• EXERCISE BRIEF:
Only a number is wanted here: the number of lines of the data that include "документа".

Data records
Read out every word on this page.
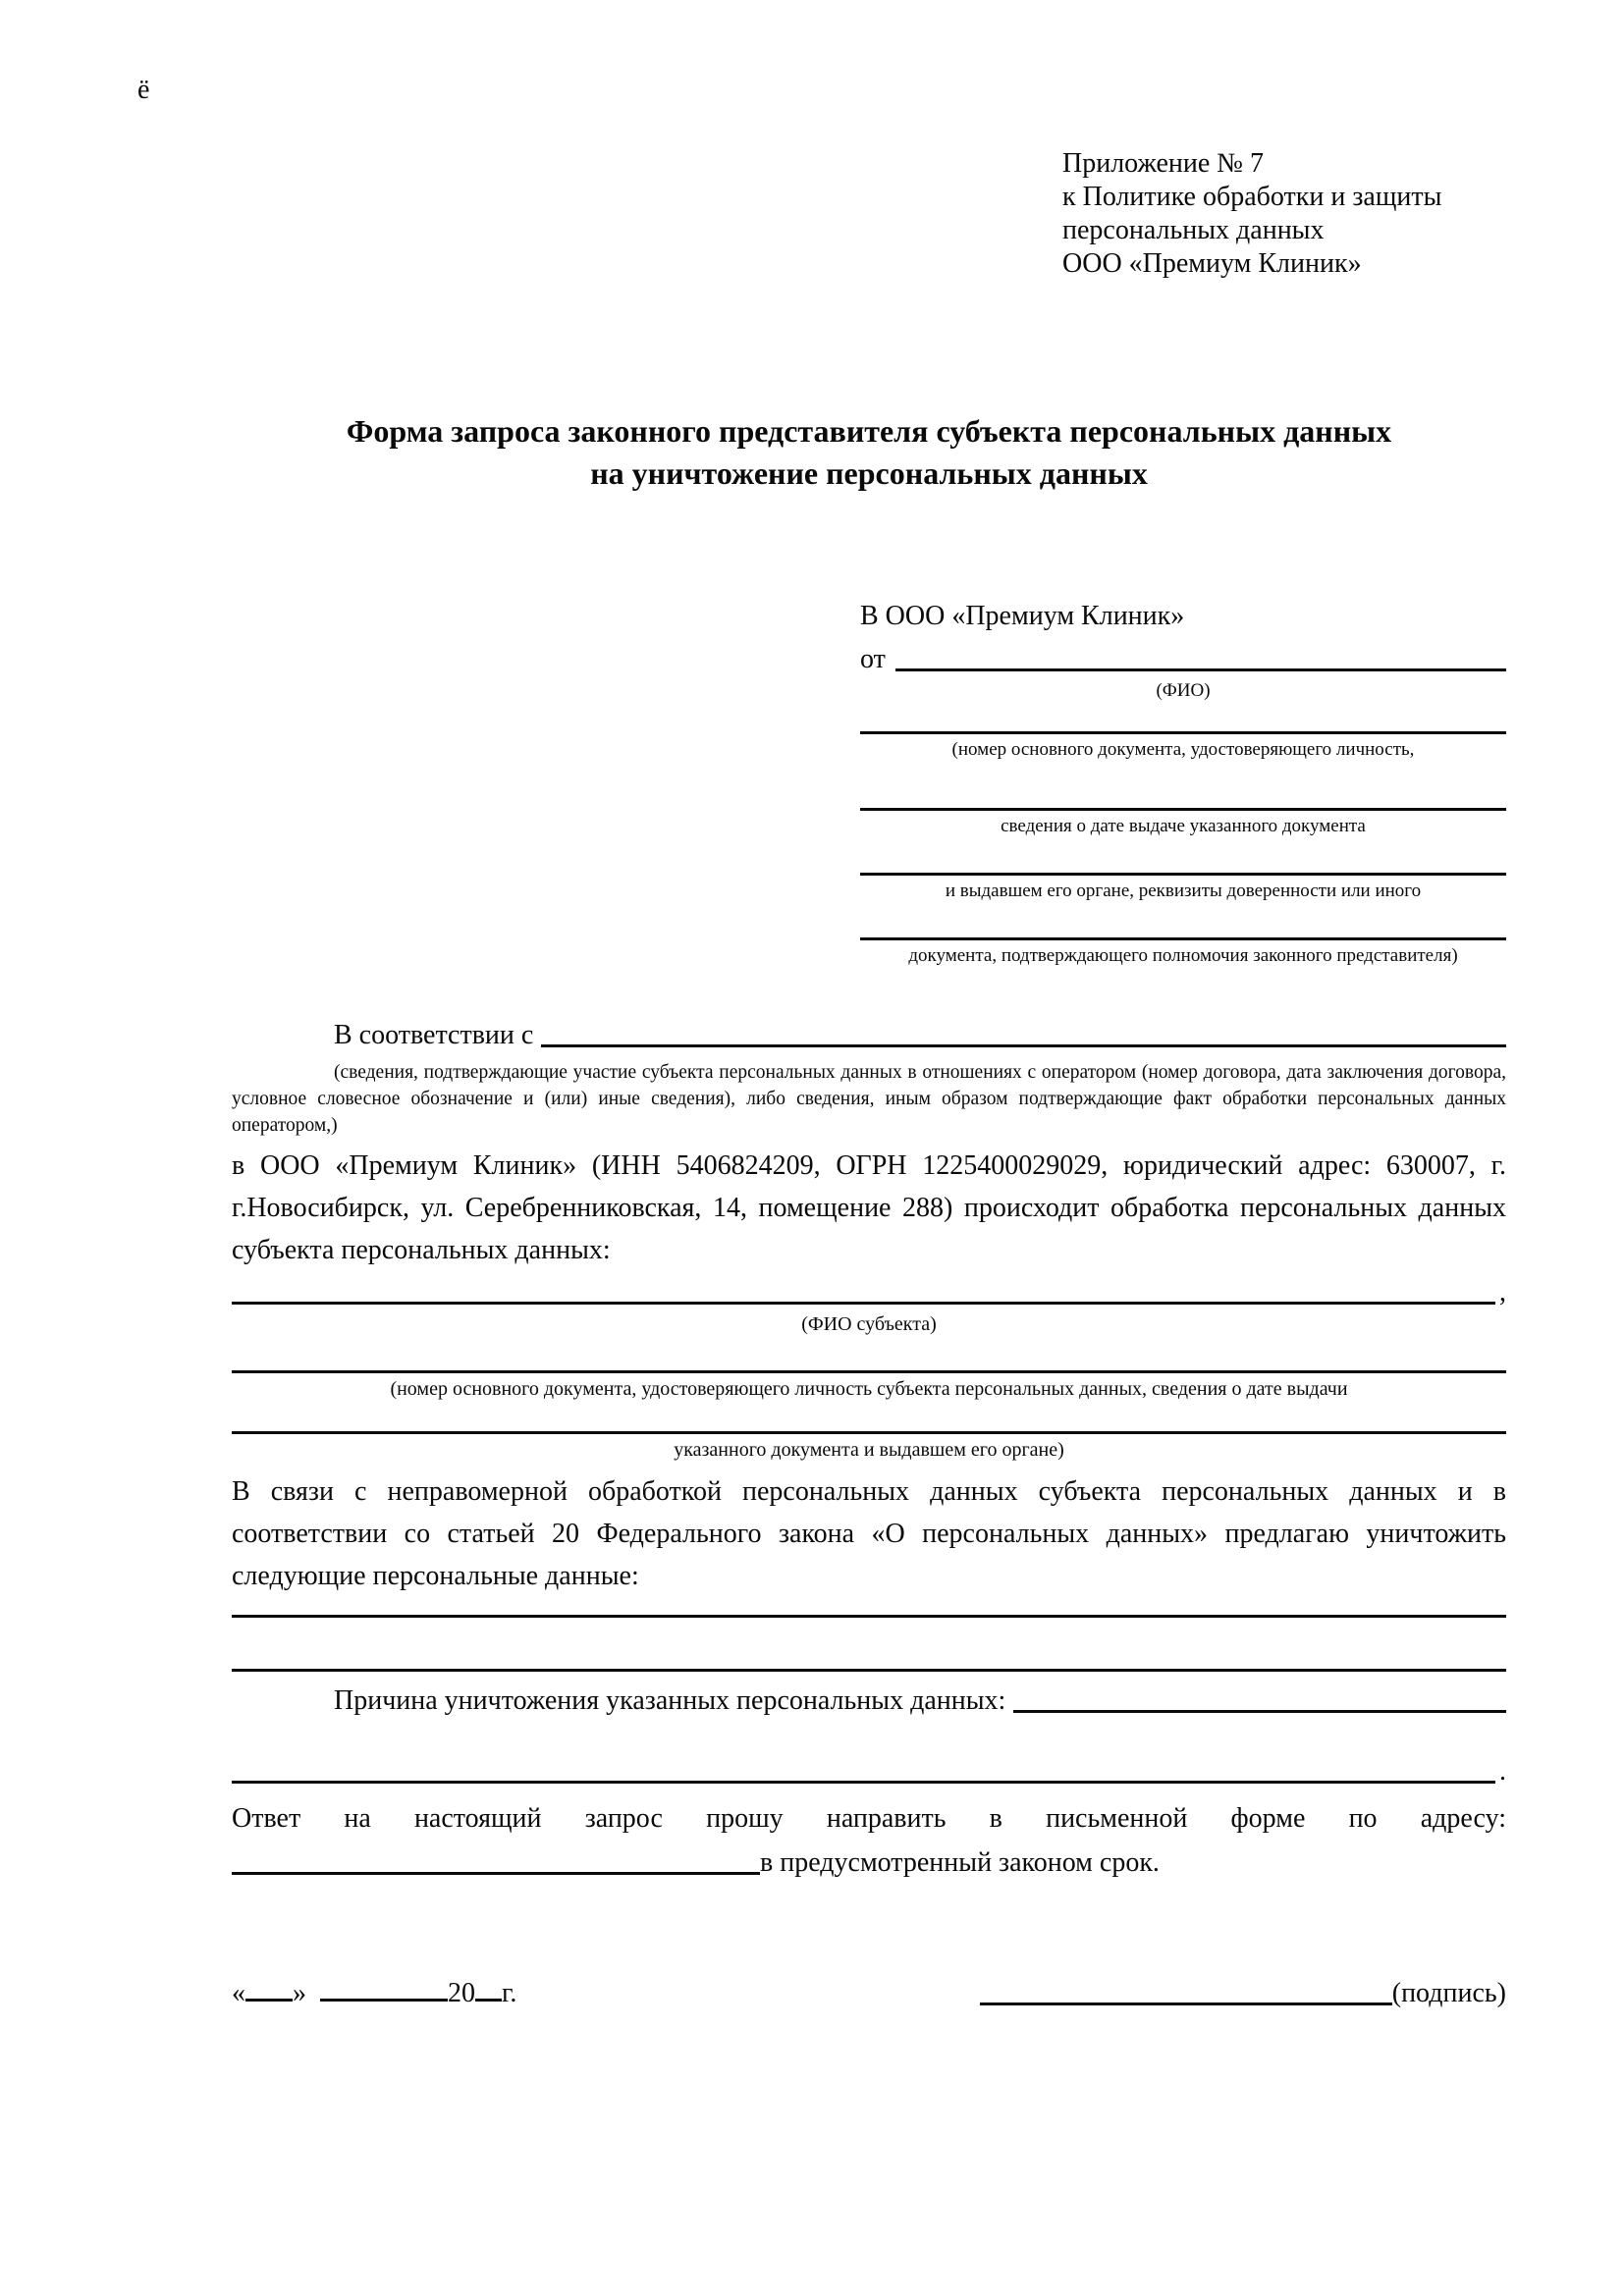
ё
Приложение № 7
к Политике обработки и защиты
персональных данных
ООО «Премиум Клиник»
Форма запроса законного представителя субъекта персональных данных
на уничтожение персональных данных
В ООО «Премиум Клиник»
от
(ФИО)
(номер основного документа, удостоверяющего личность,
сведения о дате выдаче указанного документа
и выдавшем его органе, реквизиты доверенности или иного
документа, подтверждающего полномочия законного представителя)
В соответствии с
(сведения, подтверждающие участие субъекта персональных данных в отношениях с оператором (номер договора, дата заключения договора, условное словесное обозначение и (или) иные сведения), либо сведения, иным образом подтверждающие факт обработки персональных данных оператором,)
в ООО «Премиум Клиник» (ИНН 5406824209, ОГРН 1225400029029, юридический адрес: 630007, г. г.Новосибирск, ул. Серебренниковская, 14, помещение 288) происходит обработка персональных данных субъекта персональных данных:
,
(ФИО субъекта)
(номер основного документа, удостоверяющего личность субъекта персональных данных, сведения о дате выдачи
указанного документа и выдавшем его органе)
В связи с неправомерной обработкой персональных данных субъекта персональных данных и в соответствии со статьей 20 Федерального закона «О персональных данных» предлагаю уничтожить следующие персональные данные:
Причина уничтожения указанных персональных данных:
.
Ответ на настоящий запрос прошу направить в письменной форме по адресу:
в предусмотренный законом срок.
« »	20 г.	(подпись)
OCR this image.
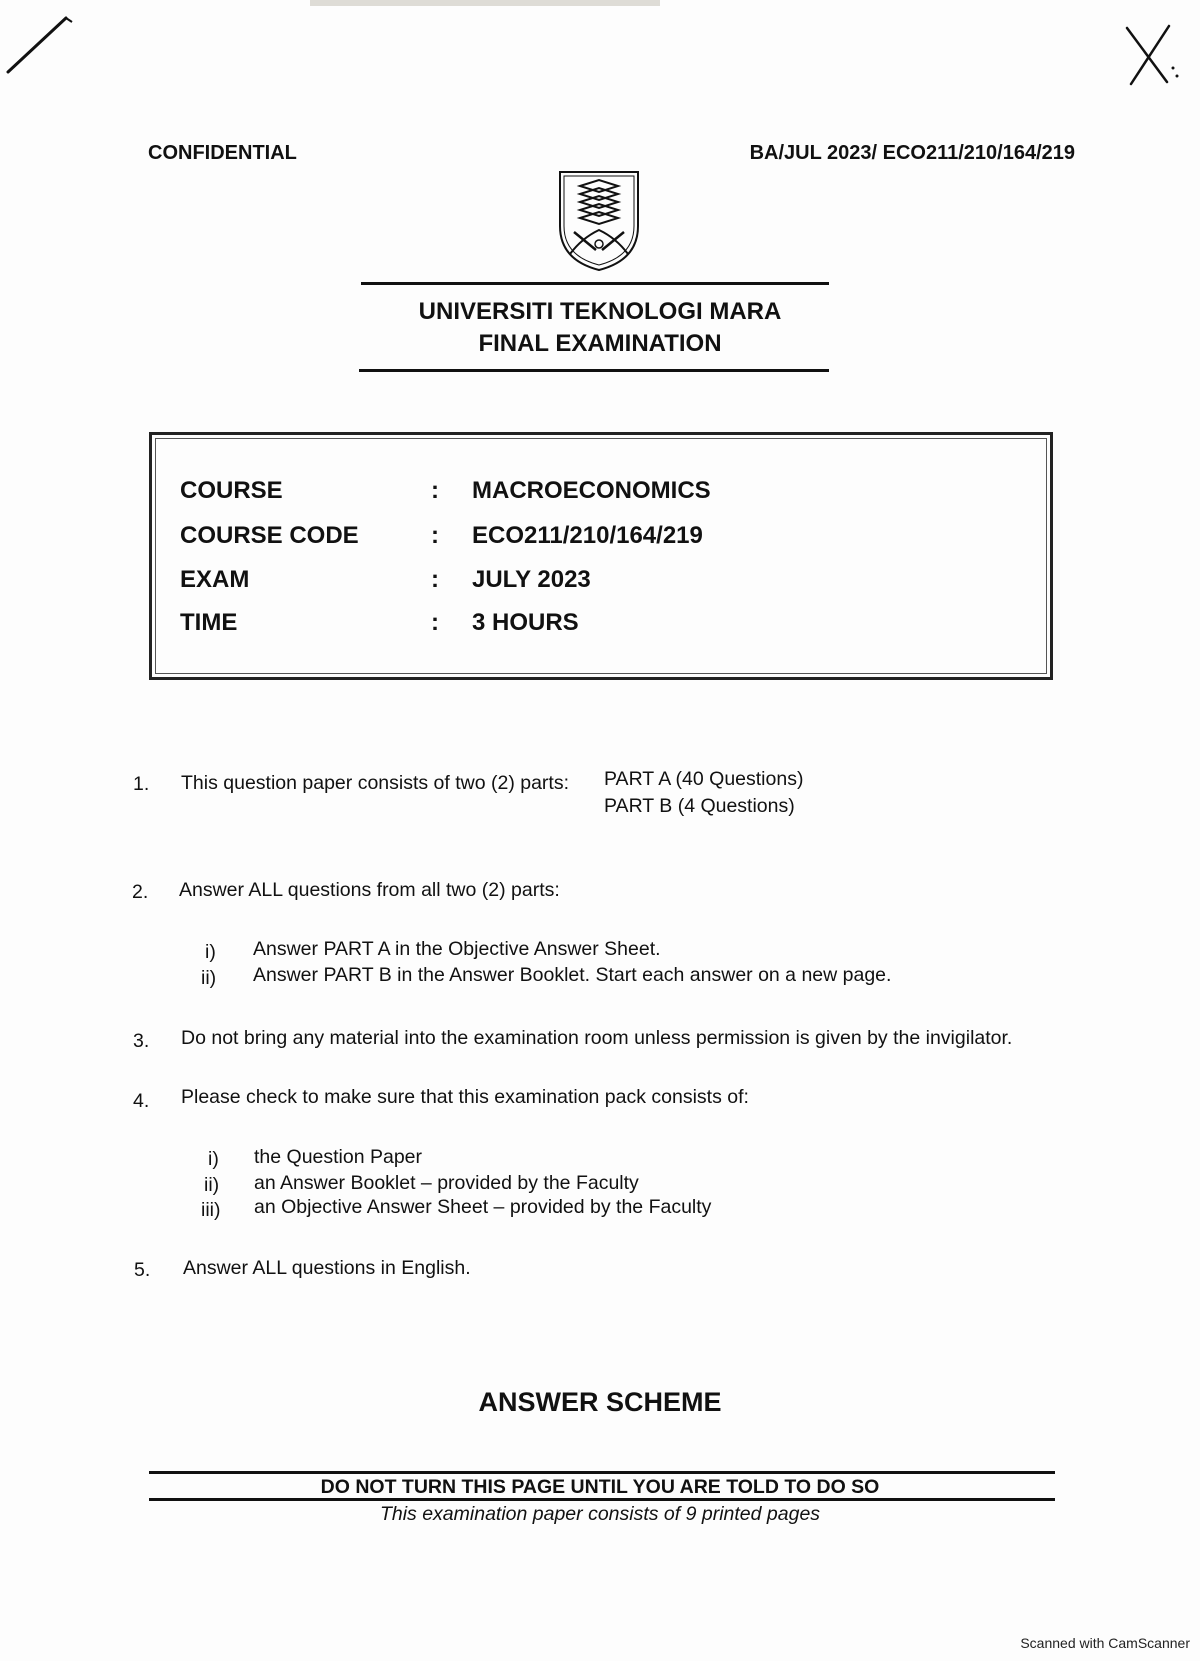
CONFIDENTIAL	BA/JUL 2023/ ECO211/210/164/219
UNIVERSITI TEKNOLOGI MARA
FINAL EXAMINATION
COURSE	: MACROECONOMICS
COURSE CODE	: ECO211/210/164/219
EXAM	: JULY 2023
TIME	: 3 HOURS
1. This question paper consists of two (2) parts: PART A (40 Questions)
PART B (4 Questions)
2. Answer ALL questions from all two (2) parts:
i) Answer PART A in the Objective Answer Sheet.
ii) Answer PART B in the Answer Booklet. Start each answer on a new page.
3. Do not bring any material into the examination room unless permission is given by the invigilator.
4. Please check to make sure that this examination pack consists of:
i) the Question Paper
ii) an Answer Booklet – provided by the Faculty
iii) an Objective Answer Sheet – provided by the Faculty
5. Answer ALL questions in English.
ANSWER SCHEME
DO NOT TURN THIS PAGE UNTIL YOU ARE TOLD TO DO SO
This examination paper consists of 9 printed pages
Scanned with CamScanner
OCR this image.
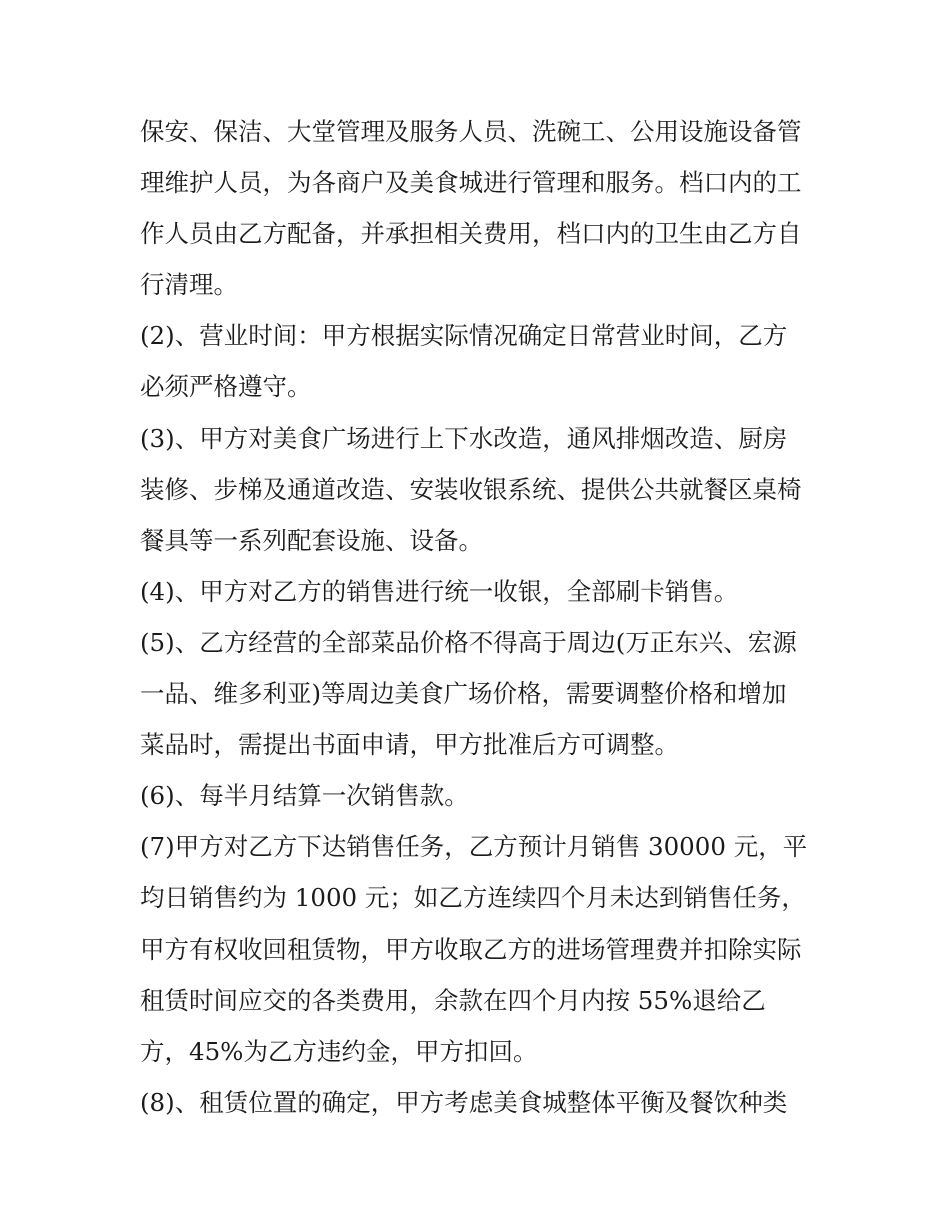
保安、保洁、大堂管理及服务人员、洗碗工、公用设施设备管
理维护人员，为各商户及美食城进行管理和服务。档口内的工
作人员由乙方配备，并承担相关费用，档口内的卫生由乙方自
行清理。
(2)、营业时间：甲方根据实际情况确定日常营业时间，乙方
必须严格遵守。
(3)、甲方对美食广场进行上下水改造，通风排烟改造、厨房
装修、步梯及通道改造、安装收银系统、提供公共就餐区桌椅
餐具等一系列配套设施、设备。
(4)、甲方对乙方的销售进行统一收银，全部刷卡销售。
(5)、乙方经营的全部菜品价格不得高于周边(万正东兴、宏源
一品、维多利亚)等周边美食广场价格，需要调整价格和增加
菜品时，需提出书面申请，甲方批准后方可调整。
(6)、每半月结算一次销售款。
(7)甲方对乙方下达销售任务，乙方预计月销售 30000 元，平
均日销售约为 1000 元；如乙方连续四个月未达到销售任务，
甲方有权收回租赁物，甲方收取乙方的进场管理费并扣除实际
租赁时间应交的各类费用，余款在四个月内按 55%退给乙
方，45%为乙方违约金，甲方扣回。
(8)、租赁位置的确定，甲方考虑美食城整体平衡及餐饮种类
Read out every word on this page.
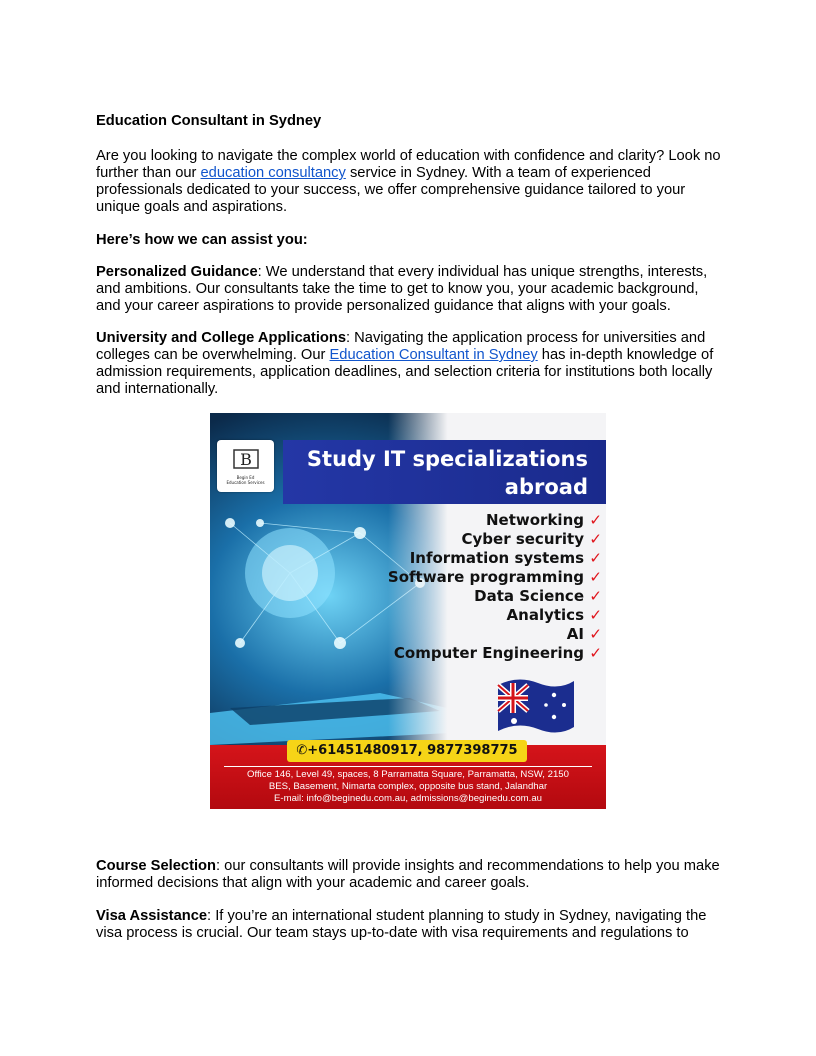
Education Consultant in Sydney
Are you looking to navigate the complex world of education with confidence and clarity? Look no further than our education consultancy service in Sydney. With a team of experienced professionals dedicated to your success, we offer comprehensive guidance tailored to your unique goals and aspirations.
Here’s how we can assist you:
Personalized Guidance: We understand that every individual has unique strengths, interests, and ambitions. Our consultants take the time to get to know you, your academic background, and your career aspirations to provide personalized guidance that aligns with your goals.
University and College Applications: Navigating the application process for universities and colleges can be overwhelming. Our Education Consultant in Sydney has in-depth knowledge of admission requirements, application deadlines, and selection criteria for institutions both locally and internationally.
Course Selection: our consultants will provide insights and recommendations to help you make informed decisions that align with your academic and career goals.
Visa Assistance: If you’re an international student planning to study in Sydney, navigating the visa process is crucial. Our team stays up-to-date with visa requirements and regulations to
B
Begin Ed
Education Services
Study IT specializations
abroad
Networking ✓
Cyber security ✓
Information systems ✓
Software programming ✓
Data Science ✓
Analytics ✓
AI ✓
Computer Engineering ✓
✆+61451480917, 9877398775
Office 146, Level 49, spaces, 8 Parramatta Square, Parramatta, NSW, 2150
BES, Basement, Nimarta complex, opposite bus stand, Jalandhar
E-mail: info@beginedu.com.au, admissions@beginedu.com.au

• SOLUTION:
5